- _Request_
Leaving out the pictures, retype all the material exactly.

- _Records for this exercise_

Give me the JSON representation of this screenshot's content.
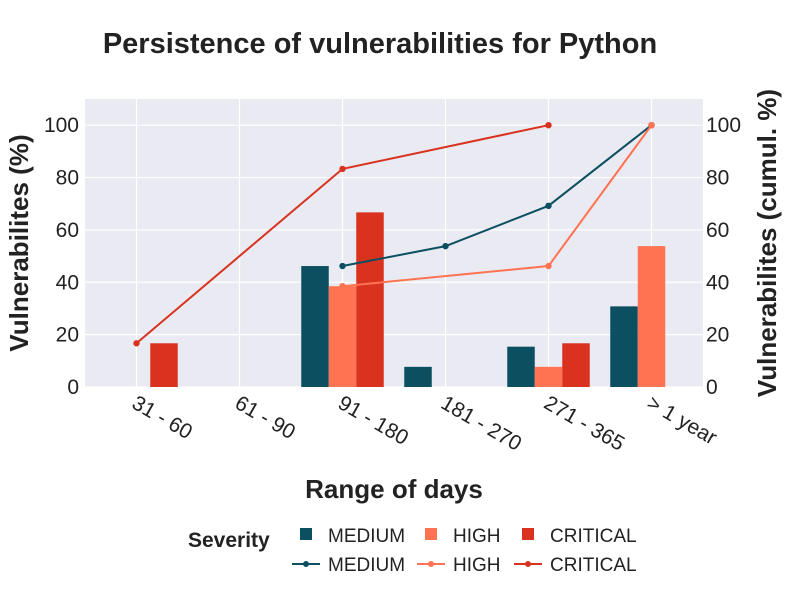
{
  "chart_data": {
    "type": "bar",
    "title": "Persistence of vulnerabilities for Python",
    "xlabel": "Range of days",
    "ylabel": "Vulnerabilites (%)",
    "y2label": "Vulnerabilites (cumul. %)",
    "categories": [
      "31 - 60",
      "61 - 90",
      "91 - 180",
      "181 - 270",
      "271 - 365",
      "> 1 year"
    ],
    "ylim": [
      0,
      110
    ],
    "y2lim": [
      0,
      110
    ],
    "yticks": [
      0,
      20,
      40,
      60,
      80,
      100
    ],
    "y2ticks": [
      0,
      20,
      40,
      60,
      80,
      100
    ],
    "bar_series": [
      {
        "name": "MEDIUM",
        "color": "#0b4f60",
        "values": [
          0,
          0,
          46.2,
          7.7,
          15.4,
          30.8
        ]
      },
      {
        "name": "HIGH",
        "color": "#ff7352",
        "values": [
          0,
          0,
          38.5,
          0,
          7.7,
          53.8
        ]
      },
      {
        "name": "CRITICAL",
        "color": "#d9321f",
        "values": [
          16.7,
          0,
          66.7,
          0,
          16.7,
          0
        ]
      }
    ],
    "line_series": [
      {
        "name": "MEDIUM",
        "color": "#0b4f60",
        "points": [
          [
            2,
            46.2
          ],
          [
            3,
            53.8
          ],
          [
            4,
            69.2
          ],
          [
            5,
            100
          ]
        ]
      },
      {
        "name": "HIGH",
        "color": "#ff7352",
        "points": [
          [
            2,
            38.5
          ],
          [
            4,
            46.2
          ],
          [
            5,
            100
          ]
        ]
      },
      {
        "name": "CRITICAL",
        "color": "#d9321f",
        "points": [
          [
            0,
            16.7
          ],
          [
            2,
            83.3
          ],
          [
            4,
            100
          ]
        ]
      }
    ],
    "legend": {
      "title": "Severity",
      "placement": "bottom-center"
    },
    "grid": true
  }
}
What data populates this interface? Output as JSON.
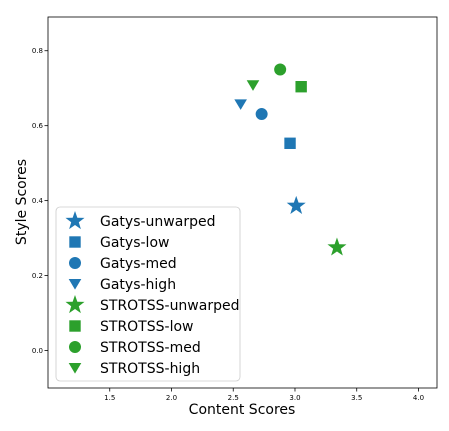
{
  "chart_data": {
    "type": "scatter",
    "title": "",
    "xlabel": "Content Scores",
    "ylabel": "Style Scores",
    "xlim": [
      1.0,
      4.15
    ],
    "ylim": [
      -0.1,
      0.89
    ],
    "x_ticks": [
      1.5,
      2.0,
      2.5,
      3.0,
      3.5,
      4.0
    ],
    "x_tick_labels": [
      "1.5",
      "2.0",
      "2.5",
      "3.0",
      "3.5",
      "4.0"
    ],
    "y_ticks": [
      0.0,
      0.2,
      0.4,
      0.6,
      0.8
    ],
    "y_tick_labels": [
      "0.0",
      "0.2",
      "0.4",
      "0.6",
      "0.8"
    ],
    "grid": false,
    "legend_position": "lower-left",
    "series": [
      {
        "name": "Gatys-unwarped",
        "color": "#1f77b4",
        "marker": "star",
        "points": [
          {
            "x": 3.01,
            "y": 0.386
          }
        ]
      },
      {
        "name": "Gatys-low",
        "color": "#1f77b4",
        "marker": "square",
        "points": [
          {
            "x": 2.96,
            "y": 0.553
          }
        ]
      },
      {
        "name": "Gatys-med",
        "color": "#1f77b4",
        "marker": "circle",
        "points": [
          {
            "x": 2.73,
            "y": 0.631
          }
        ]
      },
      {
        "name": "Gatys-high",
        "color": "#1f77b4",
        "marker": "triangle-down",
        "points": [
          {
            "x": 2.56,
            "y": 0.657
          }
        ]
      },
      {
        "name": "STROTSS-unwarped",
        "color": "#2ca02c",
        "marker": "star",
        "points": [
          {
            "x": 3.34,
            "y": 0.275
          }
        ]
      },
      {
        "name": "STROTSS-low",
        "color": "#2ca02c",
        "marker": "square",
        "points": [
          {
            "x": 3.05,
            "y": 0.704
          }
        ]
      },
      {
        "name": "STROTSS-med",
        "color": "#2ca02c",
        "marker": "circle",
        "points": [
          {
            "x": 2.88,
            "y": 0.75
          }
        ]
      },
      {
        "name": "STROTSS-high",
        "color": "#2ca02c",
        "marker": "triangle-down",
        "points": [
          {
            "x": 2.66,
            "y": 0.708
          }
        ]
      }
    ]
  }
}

- _Complete output_
Give me the JSON representation of this screenshot's content.
{
  "chart_data": {
    "type": "bar",
    "title": "Persistence of vulnerabilities for Python",
    "xlabel": "Range of days",
    "ylabel": "Vulnerabilites (%)",
    "y2label": "Vulnerabilites (cumul. %)",
    "categories": [
      "31 - 60",
      "61 - 90",
      "91 - 180",
      "181 - 270",
      "271 - 365",
      "> 1 year"
    ],
    "ylim": [
      0,
      110
    ],
    "y2lim": [
      0,
      110
    ],
    "yticks": [
      0,
      20,
      40,
      60,
      80,
      100
    ],
    "y2ticks": [
      0,
      20,
      40,
      60,
      80,
      100
    ],
    "bar_series": [
      {
        "name": "MEDIUM",
        "color": "#0b4f60",
        "values": [
          0,
          0,
          46.2,
          7.7,
          15.4,
          30.8
        ]
      },
      {
        "name": "HIGH",
        "color": "#ff7352",
        "values": [
          0,
          0,
          38.5,
          0,
          7.7,
          53.8
        ]
      },
      {
        "name": "CRITICAL",
        "color": "#d9321f",
        "values": [
          16.7,
          0,
          66.7,
          0,
          16.7,
          0
        ]
      }
    ],
    "line_series": [
      {
        "name": "MEDIUM",
        "color": "#0b4f60",
        "points": [
          [
            2,
            46.2
          ],
          [
            3,
            53.8
          ],
          [
            4,
            69.2
          ],
          [
            5,
            100
          ]
        ]
      },
      {
        "name": "HIGH",
        "color": "#ff7352",
        "points": [
          [
            2,
            38.5
          ],
          [
            4,
            46.2
          ],
          [
            5,
            100
          ]
        ]
      },
      {
        "name": "CRITICAL",
        "color": "#d9321f",
        "points": [
          [
            0,
            16.7
          ],
          [
            2,
            83.3
          ],
          [
            4,
            100
          ]
        ]
      }
    ],
    "legend": {
      "title": "Severity",
      "placement": "bottom-center"
    },
    "grid": true
  }
}
What data populates this interface? Output as JSON.
{
  "chart_data": {
    "type": "scatter",
    "title": "",
    "xlabel": "Content Scores",
    "ylabel": "Style Scores",
    "xlim": [
      1.0,
      4.15
    ],
    "ylim": [
      -0.1,
      0.89
    ],
    "x_ticks": [
      1.5,
      2.0,
      2.5,
      3.0,
      3.5,
      4.0
    ],
    "x_tick_labels": [
      "1.5",
      "2.0",
      "2.5",
      "3.0",
      "3.5",
      "4.0"
    ],
    "y_ticks": [
      0.0,
      0.2,
      0.4,
      0.6,
      0.8
    ],
    "y_tick_labels": [
      "0.0",
      "0.2",
      "0.4",
      "0.6",
      "0.8"
    ],
    "grid": false,
    "legend_position": "lower-left",
    "series": [
      {
        "name": "Gatys-unwarped",
        "color": "#1f77b4",
        "marker": "star",
        "points": [
          {
            "x": 3.01,
            "y": 0.386
          }
        ]
      },
      {
        "name": "Gatys-low",
        "color": "#1f77b4",
        "marker": "square",
        "points": [
          {
            "x": 2.96,
            "y": 0.553
          }
        ]
      },
      {
        "name": "Gatys-med",
        "color": "#1f77b4",
        "marker": "circle",
        "points": [
          {
            "x": 2.73,
            "y": 0.631
          }
        ]
      },
      {
        "name": "Gatys-high",
        "color": "#1f77b4",
        "marker": "triangle-down",
        "points": [
          {
            "x": 2.56,
            "y": 0.657
          }
        ]
      },
      {
        "name": "STROTSS-unwarped",
        "color": "#2ca02c",
        "marker": "star",
        "points": [
          {
            "x": 3.34,
            "y": 0.275
          }
        ]
      },
      {
        "name": "STROTSS-low",
        "color": "#2ca02c",
        "marker": "square",
        "points": [
          {
            "x": 3.05,
            "y": 0.704
          }
        ]
      },
      {
        "name": "STROTSS-med",
        "color": "#2ca02c",
        "marker": "circle",
        "points": [
          {
            "x": 2.88,
            "y": 0.75
          }
        ]
      },
      {
        "name": "STROTSS-high",
        "color": "#2ca02c",
        "marker": "triangle-down",
        "points": [
          {
            "x": 2.66,
            "y": 0.708
          }
        ]
      }
    ]
  }
}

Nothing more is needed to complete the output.